Dataset entries on figures:

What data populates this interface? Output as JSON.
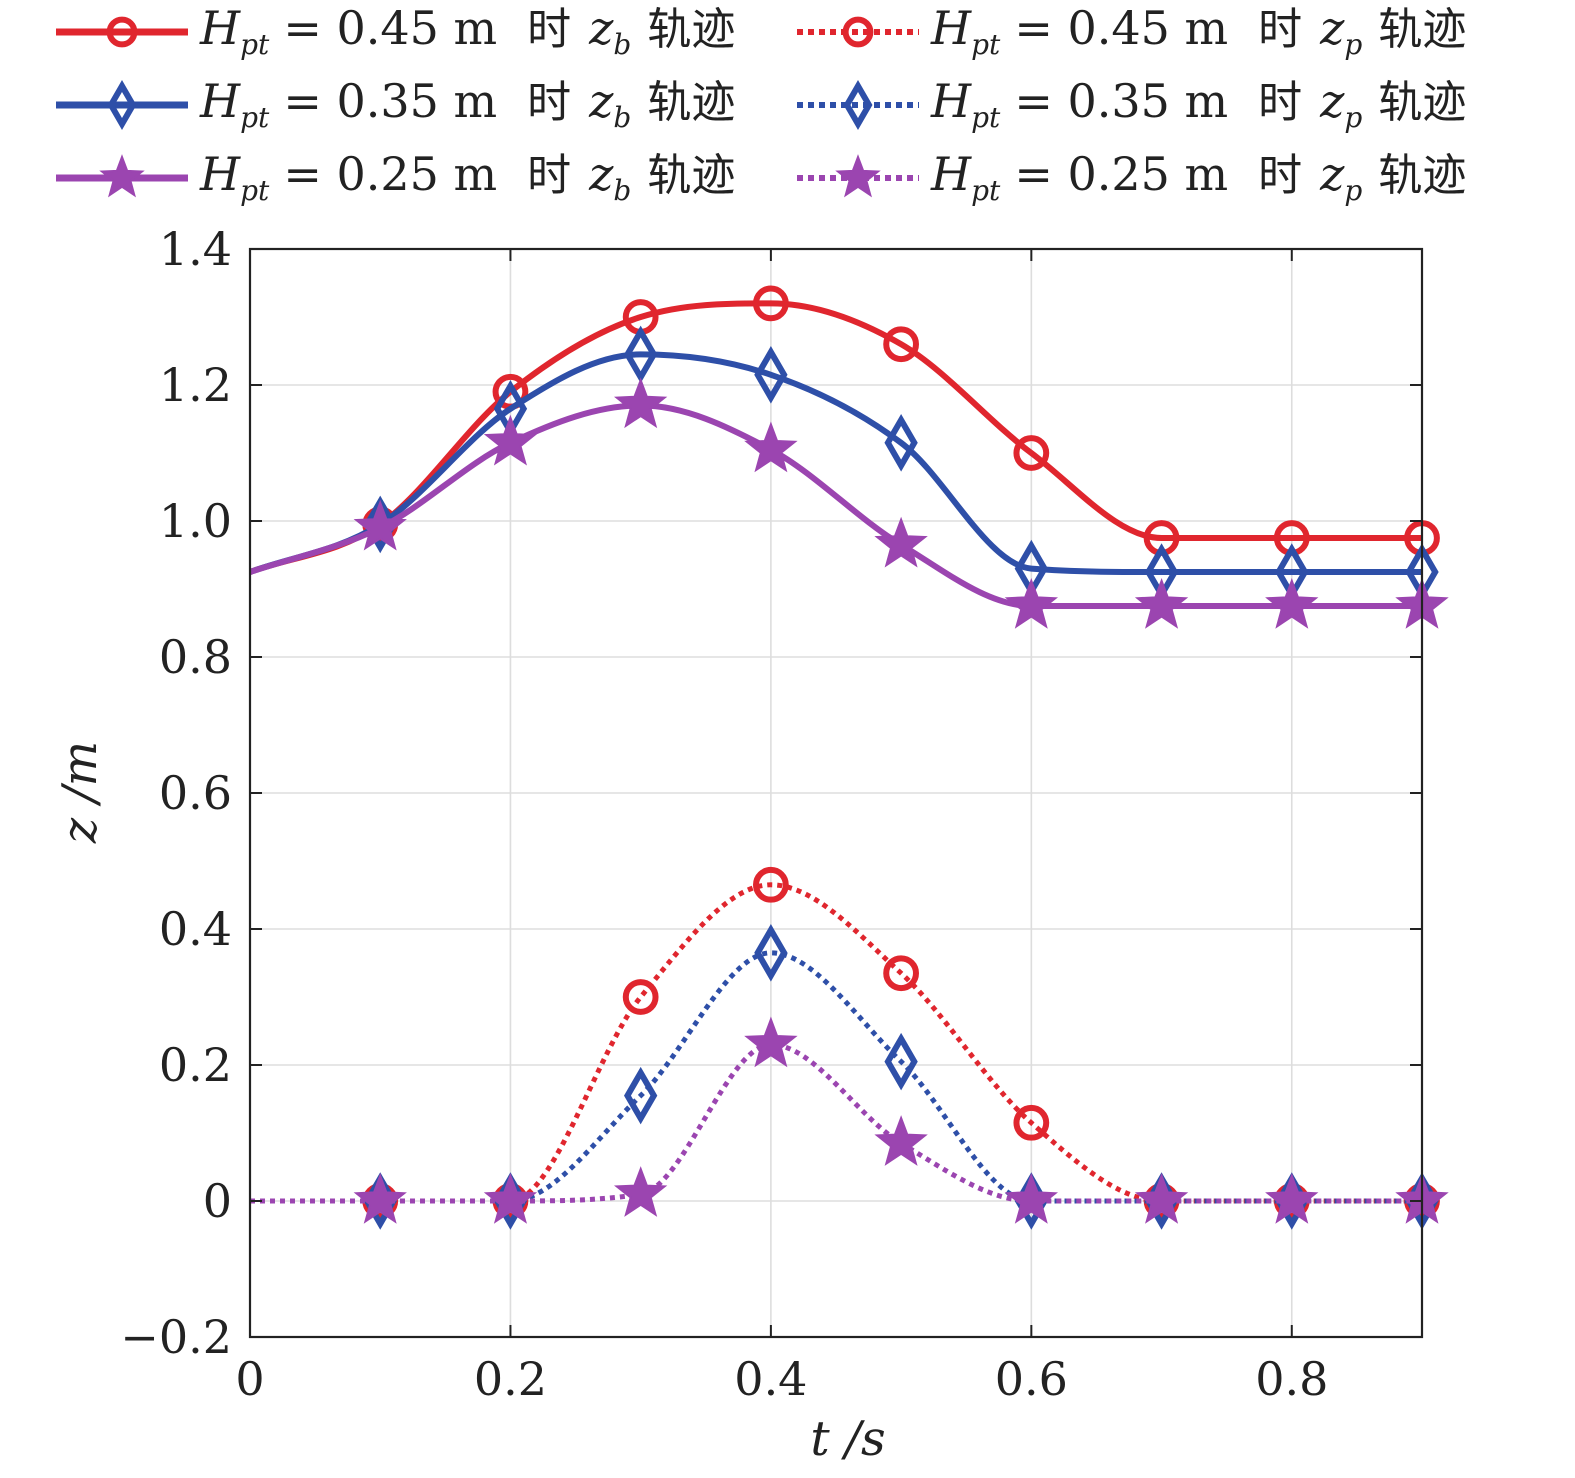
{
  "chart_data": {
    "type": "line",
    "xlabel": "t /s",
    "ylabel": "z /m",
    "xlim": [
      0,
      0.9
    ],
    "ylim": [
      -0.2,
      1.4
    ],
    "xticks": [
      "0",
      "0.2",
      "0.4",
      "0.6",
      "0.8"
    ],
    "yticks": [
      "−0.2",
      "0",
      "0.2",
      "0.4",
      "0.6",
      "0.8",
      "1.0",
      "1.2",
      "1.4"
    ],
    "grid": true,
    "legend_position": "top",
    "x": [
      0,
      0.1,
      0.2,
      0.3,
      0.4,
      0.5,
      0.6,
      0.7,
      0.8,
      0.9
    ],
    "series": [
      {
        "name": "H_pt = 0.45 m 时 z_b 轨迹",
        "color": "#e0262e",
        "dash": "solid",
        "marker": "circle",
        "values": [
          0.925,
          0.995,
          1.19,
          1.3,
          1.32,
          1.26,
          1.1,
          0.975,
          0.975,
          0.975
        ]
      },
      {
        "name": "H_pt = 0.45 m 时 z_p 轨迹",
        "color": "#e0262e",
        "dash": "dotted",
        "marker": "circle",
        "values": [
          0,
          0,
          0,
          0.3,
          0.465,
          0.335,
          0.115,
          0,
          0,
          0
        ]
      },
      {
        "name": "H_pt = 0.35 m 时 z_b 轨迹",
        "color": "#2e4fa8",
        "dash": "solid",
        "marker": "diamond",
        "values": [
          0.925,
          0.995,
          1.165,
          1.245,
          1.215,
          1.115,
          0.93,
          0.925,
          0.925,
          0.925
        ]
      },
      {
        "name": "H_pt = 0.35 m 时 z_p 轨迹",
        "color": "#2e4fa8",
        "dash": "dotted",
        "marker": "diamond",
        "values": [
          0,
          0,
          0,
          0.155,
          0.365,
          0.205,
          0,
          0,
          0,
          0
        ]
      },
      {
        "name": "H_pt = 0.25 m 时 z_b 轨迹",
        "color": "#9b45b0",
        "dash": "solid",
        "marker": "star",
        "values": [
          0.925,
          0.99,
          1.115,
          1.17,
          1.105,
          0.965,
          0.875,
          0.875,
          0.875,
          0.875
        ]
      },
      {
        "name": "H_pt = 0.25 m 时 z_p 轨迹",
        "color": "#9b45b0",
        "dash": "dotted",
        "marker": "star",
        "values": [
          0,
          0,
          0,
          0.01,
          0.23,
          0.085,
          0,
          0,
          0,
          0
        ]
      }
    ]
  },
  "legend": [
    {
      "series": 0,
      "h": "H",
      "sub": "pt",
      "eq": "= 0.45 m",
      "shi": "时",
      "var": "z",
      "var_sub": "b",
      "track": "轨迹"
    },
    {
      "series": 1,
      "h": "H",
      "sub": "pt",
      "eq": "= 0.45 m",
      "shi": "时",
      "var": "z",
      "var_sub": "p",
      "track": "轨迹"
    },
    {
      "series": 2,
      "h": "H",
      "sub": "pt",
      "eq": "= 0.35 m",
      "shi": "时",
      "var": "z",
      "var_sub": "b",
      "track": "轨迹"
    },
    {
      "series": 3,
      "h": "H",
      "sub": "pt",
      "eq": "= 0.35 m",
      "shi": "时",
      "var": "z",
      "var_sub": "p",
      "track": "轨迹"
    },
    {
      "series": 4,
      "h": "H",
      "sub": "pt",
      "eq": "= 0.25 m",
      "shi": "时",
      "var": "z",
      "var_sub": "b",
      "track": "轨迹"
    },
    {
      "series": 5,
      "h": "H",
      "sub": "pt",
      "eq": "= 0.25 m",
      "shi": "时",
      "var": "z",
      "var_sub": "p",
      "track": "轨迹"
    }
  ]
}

--

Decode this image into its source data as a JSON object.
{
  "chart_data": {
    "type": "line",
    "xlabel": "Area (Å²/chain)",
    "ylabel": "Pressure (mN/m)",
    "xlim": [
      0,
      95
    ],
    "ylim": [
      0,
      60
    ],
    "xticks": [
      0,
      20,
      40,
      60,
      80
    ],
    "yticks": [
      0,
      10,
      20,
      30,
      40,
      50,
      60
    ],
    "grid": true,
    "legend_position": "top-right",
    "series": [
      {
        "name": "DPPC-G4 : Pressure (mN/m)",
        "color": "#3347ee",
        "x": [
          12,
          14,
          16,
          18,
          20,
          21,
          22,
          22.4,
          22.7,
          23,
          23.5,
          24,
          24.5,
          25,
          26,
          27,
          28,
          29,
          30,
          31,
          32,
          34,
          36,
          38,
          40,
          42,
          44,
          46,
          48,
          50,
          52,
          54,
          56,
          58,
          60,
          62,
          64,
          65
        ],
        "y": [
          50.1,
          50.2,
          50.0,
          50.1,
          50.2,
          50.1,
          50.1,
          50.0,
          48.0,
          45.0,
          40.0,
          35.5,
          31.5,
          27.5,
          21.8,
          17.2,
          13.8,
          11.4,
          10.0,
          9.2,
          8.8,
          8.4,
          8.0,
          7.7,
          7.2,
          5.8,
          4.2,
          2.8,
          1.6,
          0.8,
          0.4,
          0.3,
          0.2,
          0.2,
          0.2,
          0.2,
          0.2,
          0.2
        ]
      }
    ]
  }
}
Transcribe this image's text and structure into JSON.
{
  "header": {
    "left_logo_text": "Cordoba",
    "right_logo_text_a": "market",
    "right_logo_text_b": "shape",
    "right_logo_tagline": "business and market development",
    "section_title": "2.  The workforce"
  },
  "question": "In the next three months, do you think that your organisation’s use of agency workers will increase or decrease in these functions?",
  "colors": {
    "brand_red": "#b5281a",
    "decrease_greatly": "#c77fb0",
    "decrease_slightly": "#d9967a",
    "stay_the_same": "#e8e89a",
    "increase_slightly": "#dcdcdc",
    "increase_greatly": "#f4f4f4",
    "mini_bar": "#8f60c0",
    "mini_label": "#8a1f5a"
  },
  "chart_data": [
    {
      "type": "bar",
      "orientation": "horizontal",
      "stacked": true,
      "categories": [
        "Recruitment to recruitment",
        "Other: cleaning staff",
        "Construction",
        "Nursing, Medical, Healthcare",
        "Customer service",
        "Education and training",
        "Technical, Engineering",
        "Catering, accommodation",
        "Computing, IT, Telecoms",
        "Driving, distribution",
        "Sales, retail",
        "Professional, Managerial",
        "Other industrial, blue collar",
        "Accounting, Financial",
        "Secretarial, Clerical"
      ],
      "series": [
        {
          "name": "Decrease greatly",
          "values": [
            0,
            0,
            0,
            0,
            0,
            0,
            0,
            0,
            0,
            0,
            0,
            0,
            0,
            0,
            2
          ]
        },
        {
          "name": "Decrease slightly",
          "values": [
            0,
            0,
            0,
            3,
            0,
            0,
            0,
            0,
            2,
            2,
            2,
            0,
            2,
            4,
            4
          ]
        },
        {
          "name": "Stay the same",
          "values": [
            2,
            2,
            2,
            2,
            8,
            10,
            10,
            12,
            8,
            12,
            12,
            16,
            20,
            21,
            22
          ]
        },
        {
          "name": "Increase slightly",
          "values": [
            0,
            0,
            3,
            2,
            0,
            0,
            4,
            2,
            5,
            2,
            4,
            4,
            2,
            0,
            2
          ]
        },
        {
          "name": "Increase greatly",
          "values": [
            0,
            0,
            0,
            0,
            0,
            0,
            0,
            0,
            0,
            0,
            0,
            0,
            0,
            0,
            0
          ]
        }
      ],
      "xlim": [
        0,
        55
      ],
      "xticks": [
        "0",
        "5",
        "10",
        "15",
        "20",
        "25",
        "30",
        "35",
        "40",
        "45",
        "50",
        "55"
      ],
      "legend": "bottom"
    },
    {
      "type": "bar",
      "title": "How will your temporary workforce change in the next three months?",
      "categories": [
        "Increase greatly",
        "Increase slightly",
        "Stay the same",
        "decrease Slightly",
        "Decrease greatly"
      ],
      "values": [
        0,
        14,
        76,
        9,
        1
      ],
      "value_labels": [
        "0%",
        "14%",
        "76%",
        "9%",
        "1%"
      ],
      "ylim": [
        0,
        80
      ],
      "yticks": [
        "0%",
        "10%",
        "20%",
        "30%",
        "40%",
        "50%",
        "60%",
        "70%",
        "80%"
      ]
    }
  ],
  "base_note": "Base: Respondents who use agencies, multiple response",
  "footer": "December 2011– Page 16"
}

Task directions
Pick out the lines above containing the word "Pressure", then copy them.

Exercise result
    "ylabel": "Pressure (mN/m)",
        "name": "DPPC-G4 : Pressure (mN/m)",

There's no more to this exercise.